--- Begin INPUT RECORDS ---

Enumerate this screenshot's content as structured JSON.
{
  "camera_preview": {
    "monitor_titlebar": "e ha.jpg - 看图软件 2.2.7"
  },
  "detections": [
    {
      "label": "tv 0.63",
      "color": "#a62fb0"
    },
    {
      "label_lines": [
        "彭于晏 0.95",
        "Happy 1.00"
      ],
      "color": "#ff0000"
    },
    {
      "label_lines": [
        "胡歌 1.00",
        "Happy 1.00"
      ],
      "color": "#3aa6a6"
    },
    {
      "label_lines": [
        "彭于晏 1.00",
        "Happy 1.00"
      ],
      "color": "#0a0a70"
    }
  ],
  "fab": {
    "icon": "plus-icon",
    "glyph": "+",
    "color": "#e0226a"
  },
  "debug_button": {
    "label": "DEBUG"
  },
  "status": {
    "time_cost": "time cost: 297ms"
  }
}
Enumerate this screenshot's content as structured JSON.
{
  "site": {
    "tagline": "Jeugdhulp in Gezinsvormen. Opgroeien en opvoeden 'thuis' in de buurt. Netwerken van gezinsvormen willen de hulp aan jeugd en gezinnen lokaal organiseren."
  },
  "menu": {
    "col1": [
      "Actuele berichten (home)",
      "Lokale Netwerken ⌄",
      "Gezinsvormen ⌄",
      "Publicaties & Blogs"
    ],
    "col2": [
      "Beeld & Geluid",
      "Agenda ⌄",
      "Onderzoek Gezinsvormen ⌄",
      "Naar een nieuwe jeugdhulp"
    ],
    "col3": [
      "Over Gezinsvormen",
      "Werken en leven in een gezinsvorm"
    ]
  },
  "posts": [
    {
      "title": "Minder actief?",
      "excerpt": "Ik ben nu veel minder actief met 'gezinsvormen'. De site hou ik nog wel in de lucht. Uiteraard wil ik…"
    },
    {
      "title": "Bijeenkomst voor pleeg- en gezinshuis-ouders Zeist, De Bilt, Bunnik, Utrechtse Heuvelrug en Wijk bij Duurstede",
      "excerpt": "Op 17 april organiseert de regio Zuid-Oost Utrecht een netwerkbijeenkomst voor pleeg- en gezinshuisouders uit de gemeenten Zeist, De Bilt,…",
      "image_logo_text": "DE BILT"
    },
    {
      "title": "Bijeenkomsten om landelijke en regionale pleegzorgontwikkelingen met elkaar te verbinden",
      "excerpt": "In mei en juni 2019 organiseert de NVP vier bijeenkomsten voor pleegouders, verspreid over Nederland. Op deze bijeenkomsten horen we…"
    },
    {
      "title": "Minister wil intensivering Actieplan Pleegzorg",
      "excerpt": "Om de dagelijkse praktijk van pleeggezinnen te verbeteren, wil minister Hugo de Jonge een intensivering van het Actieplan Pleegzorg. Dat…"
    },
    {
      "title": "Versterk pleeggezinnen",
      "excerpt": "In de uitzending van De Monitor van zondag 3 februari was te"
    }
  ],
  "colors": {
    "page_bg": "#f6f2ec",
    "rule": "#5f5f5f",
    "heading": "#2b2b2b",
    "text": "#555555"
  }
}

--- End INPUT RECORDS ---

INSTRUCTION: Would you copy out each line exactly as written?

THE ANSWER:
Enumerate this screenshot's content as structured JSON.
{
  "camera_preview": {
    "monitor_titlebar": "e ha.jpg - 看图软件 2.2.7"
  },
  "detections": [
    {
      "label": "tv 0.63",
      "color": "#a62fb0"
    },
    {
      "label_lines": [
        "彭于晏 0.95",
        "Happy 1.00"
      ],
      "color": "#ff0000"
    },
    {
      "label_lines": [
        "胡歌 1.00",
        "Happy 1.00"
      ],
      "color": "#3aa6a6"
    },
    {
      "label_lines": [
        "彭于晏 1.00",
        "Happy 1.00"
      ],
      "color": "#0a0a70"
    }
  ],
  "fab": {
    "icon": "plus-icon",
    "glyph": "+",
    "color": "#e0226a"
  },
  "debug_button": {
    "label": "DEBUG"
  },
  "status": {
    "time_cost": "time cost: 297ms"
  }
}
Enumerate this screenshot's content as structured JSON.
{
  "site": {
    "tagline": "Jeugdhulp in Gezinsvormen. Opgroeien en opvoeden 'thuis' in de buurt. Netwerken van gezinsvormen willen de hulp aan jeugd en gezinnen lokaal organiseren."
  },
  "menu": {
    "col1": [
      "Actuele berichten (home)",
      "Lokale Netwerken ⌄",
      "Gezinsvormen ⌄",
      "Publicaties & Blogs"
    ],
    "col2": [
      "Beeld & Geluid",
      "Agenda ⌄",
      "Onderzoek Gezinsvormen ⌄",
      "Naar een nieuwe jeugdhulp"
    ],
    "col3": [
      "Over Gezinsvormen",
      "Werken en leven in een gezinsvorm"
    ]
  },
  "posts": [
    {
      "title": "Minder actief?",
      "excerpt": "Ik ben nu veel minder actief met 'gezinsvormen'. De site hou ik nog wel in de lucht. Uiteraard wil ik…"
    },
    {
      "title": "Bijeenkomst voor pleeg- en gezinshuis-ouders Zeist, De Bilt, Bunnik, Utrechtse Heuvelrug en Wijk bij Duurstede",
      "excerpt": "Op 17 april organiseert de regio Zuid-Oost Utrecht een netwerkbijeenkomst voor pleeg- en gezinshuisouders uit de gemeenten Zeist, De Bilt,…",
      "image_logo_text": "DE BILT"
    },
    {
      "title": "Bijeenkomsten om landelijke en regionale pleegzorgontwikkelingen met elkaar te verbinden",
      "excerpt": "In mei en juni 2019 organiseert de NVP vier bijeenkomsten voor pleegouders, verspreid over Nederland. Op deze bijeenkomsten horen we…"
    },
    {
      "title": "Minister wil intensivering Actieplan Pleegzorg",
      "excerpt": "Om de dagelijkse praktijk van pleeggezinnen te verbeteren, wil minister Hugo de Jonge een intensivering van het Actieplan Pleegzorg. Dat…"
    },
    {
      "title": "Versterk pleeggezinnen",
      "excerpt": "In de uitzending van De Monitor van zondag 3 februari was te"
    }
  ],
  "colors": {
    "page_bg": "#f6f2ec",
    "rule": "#5f5f5f",
    "heading": "#2b2b2b",
    "text": "#555555"
  }
}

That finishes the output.